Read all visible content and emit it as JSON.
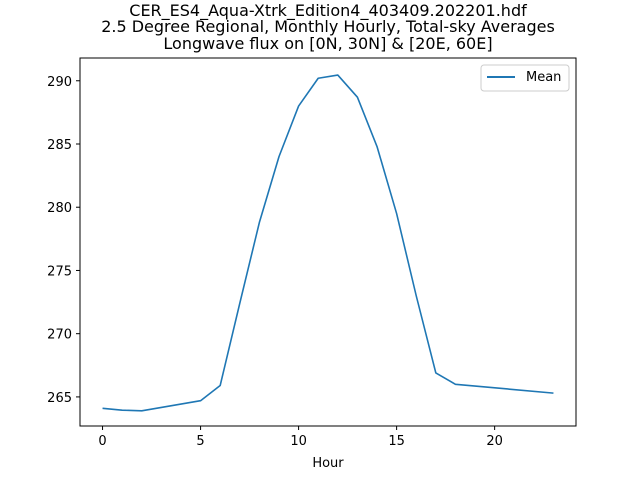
{
  "chart_data": {
    "type": "line",
    "title_lines": [
      "CER_ES4_Aqua-Xtrk_Edition4_403409.202201.hdf",
      "2.5 Degree Regional, Monthly Hourly, Total-sky Averages",
      "Longwave flux on [0N, 30N] & [20E, 60E]"
    ],
    "xlabel": "Hour",
    "ylabel": "",
    "xlim": [
      -1.15,
      24.15
    ],
    "ylim": [
      262.7,
      291.8
    ],
    "x_ticks": [
      0,
      5,
      10,
      15,
      20
    ],
    "y_ticks": [
      265,
      270,
      275,
      280,
      285,
      290
    ],
    "grid": false,
    "legend_position": "top-right",
    "series": [
      {
        "name": "Mean",
        "color": "#1f77b4",
        "x": [
          0,
          1,
          2,
          5,
          6,
          7,
          8,
          9,
          10,
          11,
          12,
          13,
          14,
          15,
          16,
          17,
          18,
          23
        ],
        "y": [
          264.1,
          263.95,
          263.9,
          264.7,
          265.9,
          272.4,
          278.8,
          284.0,
          288.0,
          290.2,
          290.45,
          288.7,
          284.8,
          279.5,
          273.0,
          266.9,
          266.0,
          265.3
        ]
      }
    ]
  }
}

---

**Prompt**
Copy all the records above exactly, but leave out the pictures.

**Answer to this task**
Read all visible content and emit it as JSON.
{
  "chart_data": {
    "type": "line",
    "title_lines": [
      "CER_ES4_Aqua-Xtrk_Edition4_403409.202201.hdf",
      "2.5 Degree Regional, Monthly Hourly, Total-sky Averages",
      "Longwave flux on [0N, 30N] & [20E, 60E]"
    ],
    "xlabel": "Hour",
    "ylabel": "",
    "xlim": [
      -1.15,
      24.15
    ],
    "ylim": [
      262.7,
      291.8
    ],
    "x_ticks": [
      0,
      5,
      10,
      15,
      20
    ],
    "y_ticks": [
      265,
      270,
      275,
      280,
      285,
      290
    ],
    "grid": false,
    "legend_position": "top-right",
    "series": [
      {
        "name": "Mean",
        "color": "#1f77b4",
        "x": [
          0,
          1,
          2,
          5,
          6,
          7,
          8,
          9,
          10,
          11,
          12,
          13,
          14,
          15,
          16,
          17,
          18,
          23
        ],
        "y": [
          264.1,
          263.95,
          263.9,
          264.7,
          265.9,
          272.4,
          278.8,
          284.0,
          288.0,
          290.2,
          290.45,
          288.7,
          284.8,
          279.5,
          273.0,
          266.9,
          266.0,
          265.3
        ]
      }
    ]
  }
}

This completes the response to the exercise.